◆ **What is expected**:
Write out the records word for word, with no pictures.

^^^^^^^^

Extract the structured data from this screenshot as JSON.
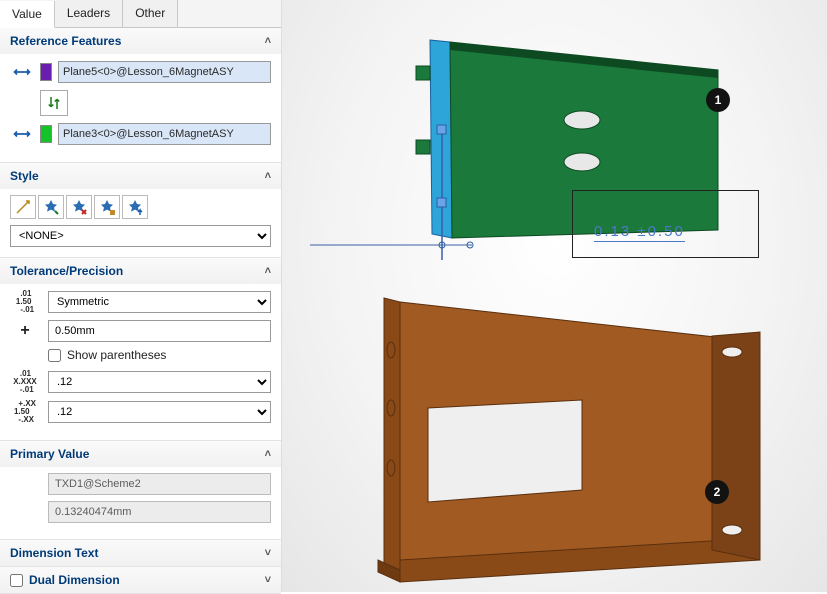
{
  "tabs": {
    "value": "Value",
    "leaders": "Leaders",
    "other": "Other"
  },
  "reference_features": {
    "title": "Reference Features",
    "items": [
      {
        "color": "#6a1eb0",
        "text": "Plane5<0>@Lesson_6MagnetASY"
      },
      {
        "color": "#15c22a",
        "text": "Plane3<0>@Lesson_6MagnetASY"
      }
    ]
  },
  "style": {
    "title": "Style",
    "value": "<NONE>"
  },
  "tolerance": {
    "title": "Tolerance/Precision",
    "type": "Symmetric",
    "value": "0.50mm",
    "show_parens_label": "Show parentheses",
    "show_parens": false,
    "unit_precision": ".12",
    "tol_precision": ".12"
  },
  "primary_value": {
    "title": "Primary Value",
    "name": "TXD1@Scheme2",
    "value": "0.13240474mm"
  },
  "dimension_text": {
    "title": "Dimension Text"
  },
  "dual_dimension": {
    "title": "Dual Dimension",
    "checked": false
  },
  "viewport": {
    "dimension": {
      "nominal": "0.13",
      "tolerance": "±0.50"
    },
    "callouts": [
      "1",
      "2"
    ],
    "colors": {
      "top_plate": "#1b7a3b",
      "top_plate_edge": "#2da5d8",
      "bottom_plate": "#a15a21",
      "feature_green": "#1b7a3b"
    }
  }
}
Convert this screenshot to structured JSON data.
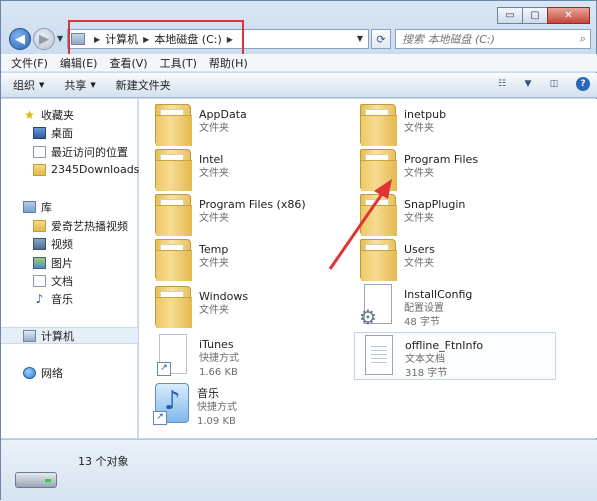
{
  "window": {
    "minimize_glyph": "▭",
    "maximize_glyph": "▢",
    "close_glyph": "✕"
  },
  "address": {
    "crumbs": [
      "计算机",
      "本地磁盘 (C:)"
    ]
  },
  "search": {
    "placeholder": "搜索 本地磁盘 (C:)"
  },
  "menu": [
    "文件(F)",
    "编辑(E)",
    "查看(V)",
    "工具(T)",
    "帮助(H)"
  ],
  "toolbar": {
    "organize": "组织",
    "share": "共享",
    "new_folder": "新建文件夹"
  },
  "nav": {
    "favorites": "收藏夹",
    "desktop": "桌面",
    "recent": "最近访问的位置",
    "downloads": "2345Downloads",
    "libraries": "库",
    "iqiyi": "爱奇艺热播视频",
    "videos": "视频",
    "pictures": "图片",
    "documents": "文档",
    "music": "音乐",
    "computer": "计算机",
    "network": "网络"
  },
  "items": [
    {
      "name": "AppData",
      "sub": "文件夹",
      "sub2": ""
    },
    {
      "name": "inetpub",
      "sub": "文件夹",
      "sub2": ""
    },
    {
      "name": "Intel",
      "sub": "文件夹",
      "sub2": ""
    },
    {
      "name": "Program Files",
      "sub": "文件夹",
      "sub2": ""
    },
    {
      "name": "Program Files (x86)",
      "sub": "文件夹",
      "sub2": ""
    },
    {
      "name": "SnapPlugin",
      "sub": "文件夹",
      "sub2": ""
    },
    {
      "name": "Temp",
      "sub": "文件夹",
      "sub2": ""
    },
    {
      "name": "Users",
      "sub": "文件夹",
      "sub2": ""
    },
    {
      "name": "Windows",
      "sub": "文件夹",
      "sub2": ""
    },
    {
      "name": "InstallConfig",
      "sub": "配置设置",
      "sub2": "48 字节"
    },
    {
      "name": "iTunes",
      "sub": "快捷方式",
      "sub2": "1.66 KB"
    },
    {
      "name": "offline_FtnInfo",
      "sub": "文本文档",
      "sub2": "318 字节"
    },
    {
      "name": "音乐",
      "sub": "快捷方式",
      "sub2": "1.09 KB"
    }
  ],
  "status": {
    "count": "13 个对象"
  },
  "colors": {
    "highlight_box": "#e03333",
    "arrow": "#e03333"
  }
}
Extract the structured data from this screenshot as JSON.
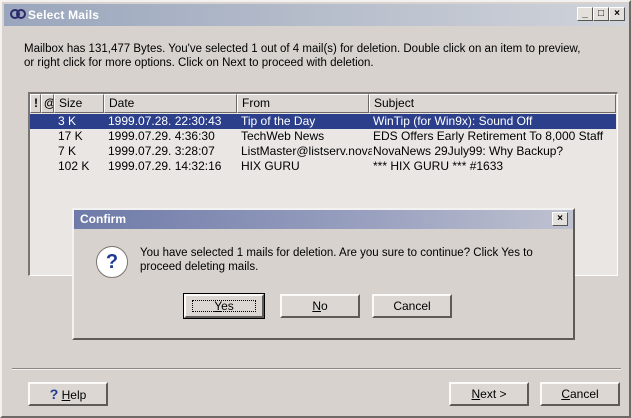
{
  "window": {
    "title": "Select Mails",
    "controls": {
      "minimize": "_",
      "maximize": "□",
      "close": "×"
    }
  },
  "intro": {
    "line1": "Mailbox has 131,477 Bytes.  You've selected 1 out of 4 mail(s) for deletion.  Double click on an item to preview,",
    "line2": "or right click for more options. Click on Next to proceed with deletion."
  },
  "list": {
    "columns": [
      "!",
      "@",
      "Size",
      "Date",
      "From",
      "Subject"
    ],
    "rows": [
      {
        "size": "3 K",
        "date": "1999.07.28. 22:30:43",
        "from": "Tip of the Day",
        "subject": "WinTip (for Win9x): Sound Off",
        "selected": true
      },
      {
        "size": "17 K",
        "date": "1999.07.29. 4:36:30",
        "from": "TechWeb News",
        "subject": "EDS Offers Early Retirement To 8,000 Staff",
        "selected": false
      },
      {
        "size": "7 K",
        "date": "1999.07.29. 3:28:07",
        "from": "ListMaster@listserv.nova",
        "subject": "NovaNews 29July99: Why Backup?",
        "selected": false
      },
      {
        "size": "102 K",
        "date": "1999.07.29. 14:32:16",
        "from": "HIX GURU",
        "subject": "*** HIX GURU *** #1633",
        "selected": false
      }
    ]
  },
  "confirm": {
    "title": "Confirm",
    "close": "×",
    "message": "You have selected 1 mails for deletion.  Are you sure to continue? Click Yes to proceed deleting mails.",
    "icon": "question-icon",
    "yes": {
      "mnemonic": "Y",
      "rest": "es"
    },
    "no": {
      "mnemonic": "N",
      "rest": "o"
    },
    "cancel": "Cancel"
  },
  "footer": {
    "help": {
      "mnemonic": "H",
      "rest": "elp"
    },
    "next": {
      "mnemonic": "N",
      "rest": "ext >"
    },
    "cancel": {
      "mnemonic": "C",
      "rest": "ancel"
    }
  },
  "colors": {
    "selection": "#2c3f8b",
    "face": "#d7d2ce",
    "accent": "#1f3a93"
  }
}
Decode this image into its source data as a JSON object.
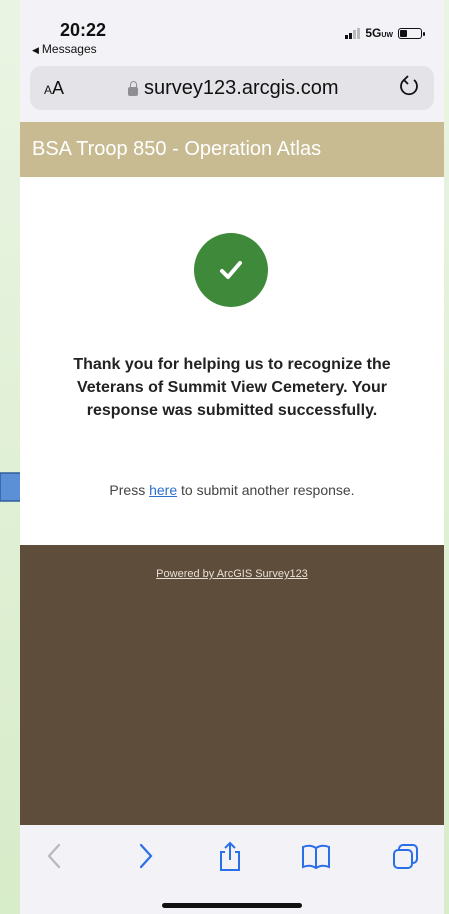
{
  "status_bar": {
    "time": "20:22",
    "back_app": "Messages",
    "network": "5G",
    "network_suffix": "UW"
  },
  "browser": {
    "aa_label_small": "A",
    "aa_label_large": "A",
    "url": "survey123.arcgis.com"
  },
  "page": {
    "header_title": "BSA Troop 850 - Operation Atlas",
    "confirmation_message": "Thank you for helping us to recognize the Veterans of Summit View Cemetery. Your response was submitted successfully.",
    "press_prefix": "Press ",
    "press_link": "here",
    "press_suffix": " to submit another response.",
    "footer_link": "Powered by ArcGIS Survey123"
  },
  "icons": {
    "back": "chevron-left-icon",
    "forward": "chevron-right-icon",
    "share": "share-icon",
    "bookmarks": "book-icon",
    "tabs": "tabs-icon",
    "check": "checkmark-icon",
    "lock": "lock-icon",
    "reload": "reload-icon"
  },
  "colors": {
    "header_bg": "#c8bb92",
    "check_bg": "#3f8a3a",
    "footer_bg": "#5e4d3b",
    "link": "#2b6fcf",
    "annotation_arrow": "#5b8fd6",
    "toolbar_active": "#2b6fe8"
  }
}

^^^^^^^^

◆ **Complete output**:
Extract the structured data from this screenshot as JSON.
{
  "tabs": {
    "value": "Value",
    "leaders": "Leaders",
    "other": "Other"
  },
  "reference_features": {
    "title": "Reference Features",
    "items": [
      {
        "color": "#6a1eb0",
        "text": "Plane5<0>@Lesson_6MagnetASY"
      },
      {
        "color": "#15c22a",
        "text": "Plane3<0>@Lesson_6MagnetASY"
      }
    ]
  },
  "style": {
    "title": "Style",
    "value": "<NONE>"
  },
  "tolerance": {
    "title": "Tolerance/Precision",
    "type": "Symmetric",
    "value": "0.50mm",
    "show_parens_label": "Show parentheses",
    "show_parens": false,
    "unit_precision": ".12",
    "tol_precision": ".12"
  },
  "primary_value": {
    "title": "Primary Value",
    "name": "TXD1@Scheme2",
    "value": "0.13240474mm"
  },
  "dimension_text": {
    "title": "Dimension Text"
  },
  "dual_dimension": {
    "title": "Dual Dimension",
    "checked": false
  },
  "viewport": {
    "dimension": {
      "nominal": "0.13",
      "tolerance": "±0.50"
    },
    "callouts": [
      "1",
      "2"
    ],
    "colors": {
      "top_plate": "#1b7a3b",
      "top_plate_edge": "#2da5d8",
      "bottom_plate": "#a15a21",
      "feature_green": "#1b7a3b"
    }
  }
}
Convert this screenshot to structured JSON data.
{
  "window": {
    "minimize_glyph": "▭",
    "maximize_glyph": "▢",
    "close_glyph": "✕"
  },
  "address": {
    "crumbs": [
      "计算机",
      "本地磁盘 (C:)"
    ]
  },
  "search": {
    "placeholder": "搜索 本地磁盘 (C:)"
  },
  "menu": [
    "文件(F)",
    "编辑(E)",
    "查看(V)",
    "工具(T)",
    "帮助(H)"
  ],
  "toolbar": {
    "organize": "组织",
    "share": "共享",
    "new_folder": "新建文件夹"
  },
  "nav": {
    "favorites": "收藏夹",
    "desktop": "桌面",
    "recent": "最近访问的位置",
    "downloads": "2345Downloads",
    "libraries": "库",
    "iqiyi": "爱奇艺热播视频",
    "videos": "视频",
    "pictures": "图片",
    "documents": "文档",
    "music": "音乐",
    "computer": "计算机",
    "network": "网络"
  },
  "items": [
    {
      "name": "AppData",
      "sub": "文件夹",
      "sub2": ""
    },
    {
      "name": "inetpub",
      "sub": "文件夹",
      "sub2": ""
    },
    {
      "name": "Intel",
      "sub": "文件夹",
      "sub2": ""
    },
    {
      "name": "Program Files",
      "sub": "文件夹",
      "sub2": ""
    },
    {
      "name": "Program Files (x86)",
      "sub": "文件夹",
      "sub2": ""
    },
    {
      "name": "SnapPlugin",
      "sub": "文件夹",
      "sub2": ""
    },
    {
      "name": "Temp",
      "sub": "文件夹",
      "sub2": ""
    },
    {
      "name": "Users",
      "sub": "文件夹",
      "sub2": ""
    },
    {
      "name": "Windows",
      "sub": "文件夹",
      "sub2": ""
    },
    {
      "name": "InstallConfig",
      "sub": "配置设置",
      "sub2": "48 字节"
    },
    {
      "name": "iTunes",
      "sub": "快捷方式",
      "sub2": "1.66 KB"
    },
    {
      "name": "offline_FtnInfo",
      "sub": "文本文档",
      "sub2": "318 字节"
    },
    {
      "name": "音乐",
      "sub": "快捷方式",
      "sub2": "1.09 KB"
    }
  ],
  "status": {
    "count": "13 个对象"
  },
  "colors": {
    "highlight_box": "#e03333",
    "arrow": "#e03333"
  }
}
Extract the structured data from this screenshot as JSON.
{
  "window": {
    "title": "Select Mails",
    "controls": {
      "minimize": "_",
      "maximize": "□",
      "close": "×"
    }
  },
  "intro": {
    "line1": "Mailbox has 131,477 Bytes.  You've selected 1 out of 4 mail(s) for deletion.  Double click on an item to preview,",
    "line2": "or right click for more options. Click on Next to proceed with deletion."
  },
  "list": {
    "columns": [
      "!",
      "@",
      "Size",
      "Date",
      "From",
      "Subject"
    ],
    "rows": [
      {
        "size": "3 K",
        "date": "1999.07.28. 22:30:43",
        "from": "Tip of the Day",
        "subject": "WinTip (for Win9x): Sound Off",
        "selected": true
      },
      {
        "size": "17 K",
        "date": "1999.07.29. 4:36:30",
        "from": "TechWeb News",
        "subject": "EDS Offers Early Retirement To 8,000 Staff",
        "selected": false
      },
      {
        "size": "7 K",
        "date": "1999.07.29. 3:28:07",
        "from": "ListMaster@listserv.nova",
        "subject": "NovaNews 29July99: Why Backup?",
        "selected": false
      },
      {
        "size": "102 K",
        "date": "1999.07.29. 14:32:16",
        "from": "HIX GURU",
        "subject": "*** HIX GURU *** #1633",
        "selected": false
      }
    ]
  },
  "confirm": {
    "title": "Confirm",
    "close": "×",
    "message": "You have selected 1 mails for deletion.  Are you sure to continue? Click Yes to proceed deleting mails.",
    "icon": "question-icon",
    "yes": {
      "mnemonic": "Y",
      "rest": "es"
    },
    "no": {
      "mnemonic": "N",
      "rest": "o"
    },
    "cancel": "Cancel"
  },
  "footer": {
    "help": {
      "mnemonic": "H",
      "rest": "elp"
    },
    "next": {
      "mnemonic": "N",
      "rest": "ext >"
    },
    "cancel": {
      "mnemonic": "C",
      "rest": "ancel"
    }
  },
  "colors": {
    "selection": "#2c3f8b",
    "face": "#d7d2ce",
    "accent": "#1f3a93"
  }
}
Decode this image into its source data as a JSON object.
{
  "status_bar": {
    "time": "20:22",
    "back_app": "Messages",
    "network": "5G",
    "network_suffix": "UW"
  },
  "browser": {
    "aa_label_small": "A",
    "aa_label_large": "A",
    "url": "survey123.arcgis.com"
  },
  "page": {
    "header_title": "BSA Troop 850 - Operation Atlas",
    "confirmation_message": "Thank you for helping us to recognize the Veterans of Summit View Cemetery. Your response was submitted successfully.",
    "press_prefix": "Press ",
    "press_link": "here",
    "press_suffix": " to submit another response.",
    "footer_link": "Powered by ArcGIS Survey123"
  },
  "icons": {
    "back": "chevron-left-icon",
    "forward": "chevron-right-icon",
    "share": "share-icon",
    "bookmarks": "book-icon",
    "tabs": "tabs-icon",
    "check": "checkmark-icon",
    "lock": "lock-icon",
    "reload": "reload-icon"
  },
  "colors": {
    "header_bg": "#c8bb92",
    "check_bg": "#3f8a3a",
    "footer_bg": "#5e4d3b",
    "link": "#2b6fcf",
    "annotation_arrow": "#5b8fd6",
    "toolbar_active": "#2b6fe8"
  }
}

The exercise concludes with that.